GIVEN PROBLEM:
Quote the records beneath, complete and exact. Leave out images.

ENTRIES SHOWN:
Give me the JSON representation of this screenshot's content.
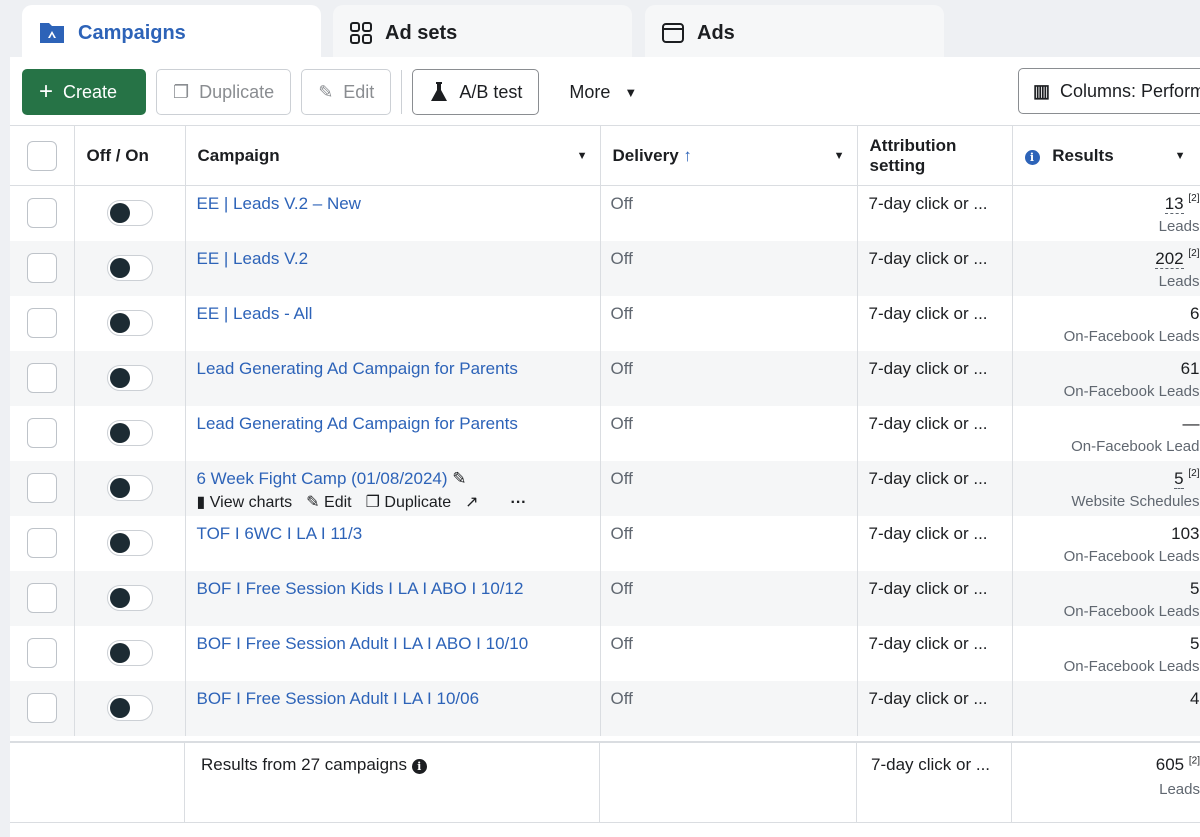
{
  "tabs": [
    {
      "label": "Campaigns",
      "icon": "campaign-folder-icon",
      "active": true
    },
    {
      "label": "Ad sets",
      "icon": "grid-icon"
    },
    {
      "label": "Ads",
      "icon": "window-icon"
    }
  ],
  "toolbar": {
    "create": "Create",
    "duplicate": "Duplicate",
    "edit": "Edit",
    "ab_test": "A/B test",
    "more": "More",
    "columns": "Columns: Performance"
  },
  "headers": {
    "off_on": "Off / On",
    "campaign": "Campaign",
    "delivery": "Delivery",
    "attribution": "Attribution setting",
    "results": "Results"
  },
  "row_actions": {
    "view_charts": "View charts",
    "edit": "Edit",
    "duplicate": "Duplicate"
  },
  "rows": [
    {
      "name": "EE | Leads V.2 – New",
      "delivery": "Off",
      "attribution": "7-day click or ...",
      "result": "13",
      "note": "[2]",
      "result_type": "Leads"
    },
    {
      "name": "EE | Leads V.2",
      "delivery": "Off",
      "attribution": "7-day click or ...",
      "result": "202",
      "note": "[2]",
      "result_type": "Leads"
    },
    {
      "name": "EE | Leads - All",
      "delivery": "Off",
      "attribution": "7-day click or ...",
      "result": "6",
      "result_type": "On-Facebook Leads"
    },
    {
      "name": "Lead Generating Ad Campaign for Parents",
      "delivery": "Off",
      "attribution": "7-day click or ...",
      "result": "61",
      "result_type": "On-Facebook Leads"
    },
    {
      "name": "Lead Generating Ad Campaign for Parents",
      "delivery": "Off",
      "attribution": "7-day click or ...",
      "result": "—",
      "result_type": "On-Facebook Lead"
    },
    {
      "name": "6 Week Fight Camp (01/08/2024)",
      "delivery": "Off",
      "attribution": "7-day click or ...",
      "result": "5",
      "note": "[2]",
      "result_type": "Website Schedules"
    },
    {
      "name": "TOF I 6WC I LA I 11/3",
      "delivery": "Off",
      "attribution": "7-day click or ...",
      "result": "103",
      "result_type": "On-Facebook Leads"
    },
    {
      "name": "BOF I Free Session Kids I LA I ABO I 10/12",
      "delivery": "Off",
      "attribution": "7-day click or ...",
      "result": "5",
      "result_type": "On-Facebook Leads"
    },
    {
      "name": "BOF I Free Session Adult I LA I ABO I 10/10",
      "delivery": "Off",
      "attribution": "7-day click or ...",
      "result": "5",
      "result_type": "On-Facebook Leads"
    },
    {
      "name": "BOF I Free Session Adult I LA I 10/06",
      "delivery": "Off",
      "attribution": "7-day click or ...",
      "result": "4",
      "result_type": ""
    }
  ],
  "footer": {
    "summary": "Results from 27 campaigns",
    "attribution": "7-day click or ...",
    "result": "605",
    "note": "[2]",
    "result_type": "Leads"
  }
}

TASK RESPONSE:
Give me the JSON representation of this screenshot's content.
{
  "tabs": [
    {
      "label": "Campaigns",
      "icon": "campaign-folder-icon",
      "active": true
    },
    {
      "label": "Ad sets",
      "icon": "grid-icon"
    },
    {
      "label": "Ads",
      "icon": "window-icon"
    }
  ],
  "toolbar": {
    "create": "Create",
    "duplicate": "Duplicate",
    "edit": "Edit",
    "ab_test": "A/B test",
    "more": "More",
    "columns": "Columns: Performance"
  },
  "headers": {
    "off_on": "Off / On",
    "campaign": "Campaign",
    "delivery": "Delivery",
    "attribution": "Attribution setting",
    "results": "Results"
  },
  "row_actions": {
    "view_charts": "View charts",
    "edit": "Edit",
    "duplicate": "Duplicate"
  },
  "rows": [
    {
      "name": "EE | Leads V.2 – New",
      "delivery": "Off",
      "attribution": "7-day click or ...",
      "result": "13",
      "note": "[2]",
      "result_type": "Leads"
    },
    {
      "name": "EE | Leads V.2",
      "delivery": "Off",
      "attribution": "7-day click or ...",
      "result": "202",
      "note": "[2]",
      "result_type": "Leads"
    },
    {
      "name": "EE | Leads - All",
      "delivery": "Off",
      "attribution": "7-day click or ...",
      "result": "6",
      "result_type": "On-Facebook Leads"
    },
    {
      "name": "Lead Generating Ad Campaign for Parents",
      "delivery": "Off",
      "attribution": "7-day click or ...",
      "result": "61",
      "result_type": "On-Facebook Leads"
    },
    {
      "name": "Lead Generating Ad Campaign for Parents",
      "delivery": "Off",
      "attribution": "7-day click or ...",
      "result": "—",
      "result_type": "On-Facebook Lead"
    },
    {
      "name": "6 Week Fight Camp (01/08/2024)",
      "delivery": "Off",
      "attribution": "7-day click or ...",
      "result": "5",
      "note": "[2]",
      "result_type": "Website Schedules"
    },
    {
      "name": "TOF I 6WC I LA I 11/3",
      "delivery": "Off",
      "attribution": "7-day click or ...",
      "result": "103",
      "result_type": "On-Facebook Leads"
    },
    {
      "name": "BOF I Free Session Kids I LA I ABO I 10/12",
      "delivery": "Off",
      "attribution": "7-day click or ...",
      "result": "5",
      "result_type": "On-Facebook Leads"
    },
    {
      "name": "BOF I Free Session Adult I LA I ABO I 10/10",
      "delivery": "Off",
      "attribution": "7-day click or ...",
      "result": "5",
      "result_type": "On-Facebook Leads"
    },
    {
      "name": "BOF I Free Session Adult I LA I 10/06",
      "delivery": "Off",
      "attribution": "7-day click or ...",
      "result": "4",
      "result_type": ""
    }
  ],
  "footer": {
    "summary": "Results from 27 campaigns",
    "attribution": "7-day click or ...",
    "result": "605",
    "note": "[2]",
    "result_type": "Leads"
  }
}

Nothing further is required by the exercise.